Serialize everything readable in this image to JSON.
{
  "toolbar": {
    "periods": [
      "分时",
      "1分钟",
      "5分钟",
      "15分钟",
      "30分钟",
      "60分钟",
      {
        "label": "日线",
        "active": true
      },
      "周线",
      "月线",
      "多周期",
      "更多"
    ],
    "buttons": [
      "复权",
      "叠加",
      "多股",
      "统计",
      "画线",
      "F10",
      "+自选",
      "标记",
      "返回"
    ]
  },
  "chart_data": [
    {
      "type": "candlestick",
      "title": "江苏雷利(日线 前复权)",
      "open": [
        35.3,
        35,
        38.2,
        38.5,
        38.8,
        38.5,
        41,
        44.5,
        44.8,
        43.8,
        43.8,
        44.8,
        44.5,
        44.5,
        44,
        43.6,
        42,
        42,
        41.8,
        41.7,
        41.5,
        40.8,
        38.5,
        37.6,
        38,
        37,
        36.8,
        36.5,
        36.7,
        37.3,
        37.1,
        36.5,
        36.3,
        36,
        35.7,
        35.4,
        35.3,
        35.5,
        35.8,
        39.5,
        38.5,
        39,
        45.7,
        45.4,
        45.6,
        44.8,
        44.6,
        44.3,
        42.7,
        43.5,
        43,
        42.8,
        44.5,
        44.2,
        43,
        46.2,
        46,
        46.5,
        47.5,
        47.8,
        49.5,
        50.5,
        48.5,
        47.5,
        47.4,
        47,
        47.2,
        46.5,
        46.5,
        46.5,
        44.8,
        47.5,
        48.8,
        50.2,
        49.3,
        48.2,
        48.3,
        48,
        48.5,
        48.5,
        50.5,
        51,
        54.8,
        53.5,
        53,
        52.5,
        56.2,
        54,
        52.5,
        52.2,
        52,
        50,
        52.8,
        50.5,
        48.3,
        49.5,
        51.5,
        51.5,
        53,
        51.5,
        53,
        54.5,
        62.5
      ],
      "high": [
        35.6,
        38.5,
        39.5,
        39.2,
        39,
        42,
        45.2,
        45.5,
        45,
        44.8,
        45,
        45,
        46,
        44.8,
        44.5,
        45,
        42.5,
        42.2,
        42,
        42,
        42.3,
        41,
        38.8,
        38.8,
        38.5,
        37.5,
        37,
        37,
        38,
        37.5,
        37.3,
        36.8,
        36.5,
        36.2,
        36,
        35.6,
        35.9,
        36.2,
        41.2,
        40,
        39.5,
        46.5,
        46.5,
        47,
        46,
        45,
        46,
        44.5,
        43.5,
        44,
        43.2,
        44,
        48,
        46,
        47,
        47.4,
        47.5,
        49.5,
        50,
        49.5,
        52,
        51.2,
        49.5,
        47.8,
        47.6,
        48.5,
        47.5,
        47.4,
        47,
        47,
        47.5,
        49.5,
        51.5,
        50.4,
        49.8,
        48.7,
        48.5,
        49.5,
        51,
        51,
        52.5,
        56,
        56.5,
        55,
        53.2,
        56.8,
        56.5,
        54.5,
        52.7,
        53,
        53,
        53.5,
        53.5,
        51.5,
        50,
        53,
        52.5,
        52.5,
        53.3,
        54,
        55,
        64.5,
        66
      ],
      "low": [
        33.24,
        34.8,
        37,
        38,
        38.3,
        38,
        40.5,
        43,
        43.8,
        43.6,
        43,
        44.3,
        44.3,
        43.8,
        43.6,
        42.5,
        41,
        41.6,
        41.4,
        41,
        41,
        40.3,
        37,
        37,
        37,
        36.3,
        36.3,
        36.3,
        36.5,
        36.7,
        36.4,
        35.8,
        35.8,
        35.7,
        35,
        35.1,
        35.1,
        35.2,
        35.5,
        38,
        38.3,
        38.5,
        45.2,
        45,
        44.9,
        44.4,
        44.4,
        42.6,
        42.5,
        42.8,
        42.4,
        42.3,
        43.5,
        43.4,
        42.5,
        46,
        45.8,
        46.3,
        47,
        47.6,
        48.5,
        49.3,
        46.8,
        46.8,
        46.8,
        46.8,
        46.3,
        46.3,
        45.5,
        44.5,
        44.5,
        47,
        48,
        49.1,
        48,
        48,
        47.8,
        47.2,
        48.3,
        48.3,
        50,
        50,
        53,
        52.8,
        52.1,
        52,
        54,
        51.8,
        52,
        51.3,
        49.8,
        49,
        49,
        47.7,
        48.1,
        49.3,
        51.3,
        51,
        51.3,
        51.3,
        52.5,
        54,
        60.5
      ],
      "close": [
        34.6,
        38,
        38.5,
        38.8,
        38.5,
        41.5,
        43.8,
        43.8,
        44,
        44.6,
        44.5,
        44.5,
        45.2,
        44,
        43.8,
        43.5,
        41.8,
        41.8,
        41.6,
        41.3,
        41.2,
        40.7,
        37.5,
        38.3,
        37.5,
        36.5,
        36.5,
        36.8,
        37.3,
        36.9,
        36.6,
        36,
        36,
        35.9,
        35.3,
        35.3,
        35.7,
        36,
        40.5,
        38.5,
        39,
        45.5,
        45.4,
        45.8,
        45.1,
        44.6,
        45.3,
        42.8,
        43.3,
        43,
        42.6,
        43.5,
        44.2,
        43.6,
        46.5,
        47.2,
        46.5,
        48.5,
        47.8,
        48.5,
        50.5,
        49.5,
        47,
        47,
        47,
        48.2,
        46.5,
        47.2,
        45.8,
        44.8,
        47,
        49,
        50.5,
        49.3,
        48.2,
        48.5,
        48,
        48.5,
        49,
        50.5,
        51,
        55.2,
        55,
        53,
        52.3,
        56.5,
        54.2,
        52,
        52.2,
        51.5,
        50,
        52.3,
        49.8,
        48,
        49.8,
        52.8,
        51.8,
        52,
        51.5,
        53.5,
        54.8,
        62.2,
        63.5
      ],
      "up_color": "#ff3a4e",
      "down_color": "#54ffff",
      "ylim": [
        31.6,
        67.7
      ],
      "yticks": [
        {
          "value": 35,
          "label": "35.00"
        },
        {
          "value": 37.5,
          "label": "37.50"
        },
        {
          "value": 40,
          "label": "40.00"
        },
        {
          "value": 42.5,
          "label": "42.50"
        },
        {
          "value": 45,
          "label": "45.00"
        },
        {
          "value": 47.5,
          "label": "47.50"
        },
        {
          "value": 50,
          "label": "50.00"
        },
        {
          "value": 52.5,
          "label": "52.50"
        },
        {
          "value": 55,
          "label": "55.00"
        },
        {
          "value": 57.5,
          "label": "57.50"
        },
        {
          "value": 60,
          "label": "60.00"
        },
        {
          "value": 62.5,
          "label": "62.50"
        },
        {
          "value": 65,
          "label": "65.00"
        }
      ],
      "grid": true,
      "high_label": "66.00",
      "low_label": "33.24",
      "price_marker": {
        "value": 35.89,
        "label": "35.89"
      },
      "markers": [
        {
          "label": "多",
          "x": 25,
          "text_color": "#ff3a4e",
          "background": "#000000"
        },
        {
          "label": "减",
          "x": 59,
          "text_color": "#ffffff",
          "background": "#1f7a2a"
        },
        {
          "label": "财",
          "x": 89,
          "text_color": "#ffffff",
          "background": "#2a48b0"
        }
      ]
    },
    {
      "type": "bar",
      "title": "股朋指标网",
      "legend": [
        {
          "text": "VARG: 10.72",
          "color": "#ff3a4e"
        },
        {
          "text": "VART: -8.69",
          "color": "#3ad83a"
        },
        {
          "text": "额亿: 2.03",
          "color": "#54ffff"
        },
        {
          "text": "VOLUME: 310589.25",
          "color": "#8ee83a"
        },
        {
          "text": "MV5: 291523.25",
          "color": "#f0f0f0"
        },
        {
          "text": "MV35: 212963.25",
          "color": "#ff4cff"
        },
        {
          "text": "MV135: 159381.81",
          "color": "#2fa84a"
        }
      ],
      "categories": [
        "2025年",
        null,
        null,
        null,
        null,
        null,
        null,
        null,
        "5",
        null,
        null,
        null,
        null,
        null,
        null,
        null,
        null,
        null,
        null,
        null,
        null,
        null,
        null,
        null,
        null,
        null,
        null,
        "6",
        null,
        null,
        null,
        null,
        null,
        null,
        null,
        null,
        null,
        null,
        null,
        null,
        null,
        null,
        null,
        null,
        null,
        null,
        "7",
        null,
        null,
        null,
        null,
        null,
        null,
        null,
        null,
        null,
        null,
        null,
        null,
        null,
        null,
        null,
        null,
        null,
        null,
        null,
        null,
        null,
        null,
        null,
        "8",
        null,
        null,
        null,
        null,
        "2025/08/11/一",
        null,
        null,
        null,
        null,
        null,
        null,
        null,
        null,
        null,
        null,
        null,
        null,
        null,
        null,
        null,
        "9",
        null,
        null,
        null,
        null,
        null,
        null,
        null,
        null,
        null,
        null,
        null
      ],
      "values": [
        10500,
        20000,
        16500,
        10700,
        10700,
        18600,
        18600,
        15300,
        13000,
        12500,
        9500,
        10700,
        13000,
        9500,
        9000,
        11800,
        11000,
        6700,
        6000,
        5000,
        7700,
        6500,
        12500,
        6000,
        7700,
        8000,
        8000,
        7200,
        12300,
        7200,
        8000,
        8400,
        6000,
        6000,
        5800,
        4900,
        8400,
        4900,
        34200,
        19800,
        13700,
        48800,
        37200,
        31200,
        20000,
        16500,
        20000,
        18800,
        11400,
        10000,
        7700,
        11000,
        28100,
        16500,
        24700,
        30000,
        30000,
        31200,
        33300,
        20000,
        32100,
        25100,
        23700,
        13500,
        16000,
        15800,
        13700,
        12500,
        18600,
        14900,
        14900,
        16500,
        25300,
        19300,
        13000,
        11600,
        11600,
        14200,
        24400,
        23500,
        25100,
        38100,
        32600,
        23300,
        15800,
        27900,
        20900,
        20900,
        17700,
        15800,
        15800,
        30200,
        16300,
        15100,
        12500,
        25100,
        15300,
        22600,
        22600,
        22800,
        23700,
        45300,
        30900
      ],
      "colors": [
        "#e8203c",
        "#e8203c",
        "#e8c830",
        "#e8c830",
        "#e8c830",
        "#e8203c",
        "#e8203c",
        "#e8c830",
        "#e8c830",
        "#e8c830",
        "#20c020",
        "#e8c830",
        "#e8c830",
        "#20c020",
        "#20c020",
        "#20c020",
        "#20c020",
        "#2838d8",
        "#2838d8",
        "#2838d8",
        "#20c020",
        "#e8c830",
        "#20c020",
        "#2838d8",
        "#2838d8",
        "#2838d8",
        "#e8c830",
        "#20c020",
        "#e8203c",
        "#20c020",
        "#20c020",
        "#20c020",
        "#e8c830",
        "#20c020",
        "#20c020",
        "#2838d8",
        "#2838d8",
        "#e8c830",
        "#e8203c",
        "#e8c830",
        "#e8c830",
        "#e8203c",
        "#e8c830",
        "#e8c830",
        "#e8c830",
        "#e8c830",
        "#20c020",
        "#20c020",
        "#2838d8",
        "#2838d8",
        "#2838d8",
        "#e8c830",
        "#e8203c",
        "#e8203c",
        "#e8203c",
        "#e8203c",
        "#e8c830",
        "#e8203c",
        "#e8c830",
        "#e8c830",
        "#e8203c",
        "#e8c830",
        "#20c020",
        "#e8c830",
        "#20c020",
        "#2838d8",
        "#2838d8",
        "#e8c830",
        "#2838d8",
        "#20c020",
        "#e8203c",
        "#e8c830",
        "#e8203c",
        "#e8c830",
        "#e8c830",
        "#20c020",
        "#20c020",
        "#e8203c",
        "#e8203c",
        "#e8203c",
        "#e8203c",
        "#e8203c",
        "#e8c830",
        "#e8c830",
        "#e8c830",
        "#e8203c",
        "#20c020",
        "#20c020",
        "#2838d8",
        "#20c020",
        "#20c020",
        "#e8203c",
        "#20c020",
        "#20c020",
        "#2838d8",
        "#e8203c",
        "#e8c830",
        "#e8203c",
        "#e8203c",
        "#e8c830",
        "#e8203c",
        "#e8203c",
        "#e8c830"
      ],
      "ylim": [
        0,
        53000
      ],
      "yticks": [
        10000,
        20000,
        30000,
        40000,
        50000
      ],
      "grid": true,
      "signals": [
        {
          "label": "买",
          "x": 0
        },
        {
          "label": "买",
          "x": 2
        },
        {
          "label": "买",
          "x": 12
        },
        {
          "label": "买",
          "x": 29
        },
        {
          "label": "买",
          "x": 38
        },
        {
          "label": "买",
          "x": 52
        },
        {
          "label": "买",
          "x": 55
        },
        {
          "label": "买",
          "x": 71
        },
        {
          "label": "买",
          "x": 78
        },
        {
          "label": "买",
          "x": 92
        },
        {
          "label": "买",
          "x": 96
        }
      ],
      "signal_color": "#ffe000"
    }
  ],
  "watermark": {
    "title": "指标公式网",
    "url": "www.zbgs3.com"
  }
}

◆ ◆ ◆ ◆ ◆ ◆ ◆

### Problem to solve:
State how many lines in the entries above include the word "title"; reply with the number alone.

### Task result:
3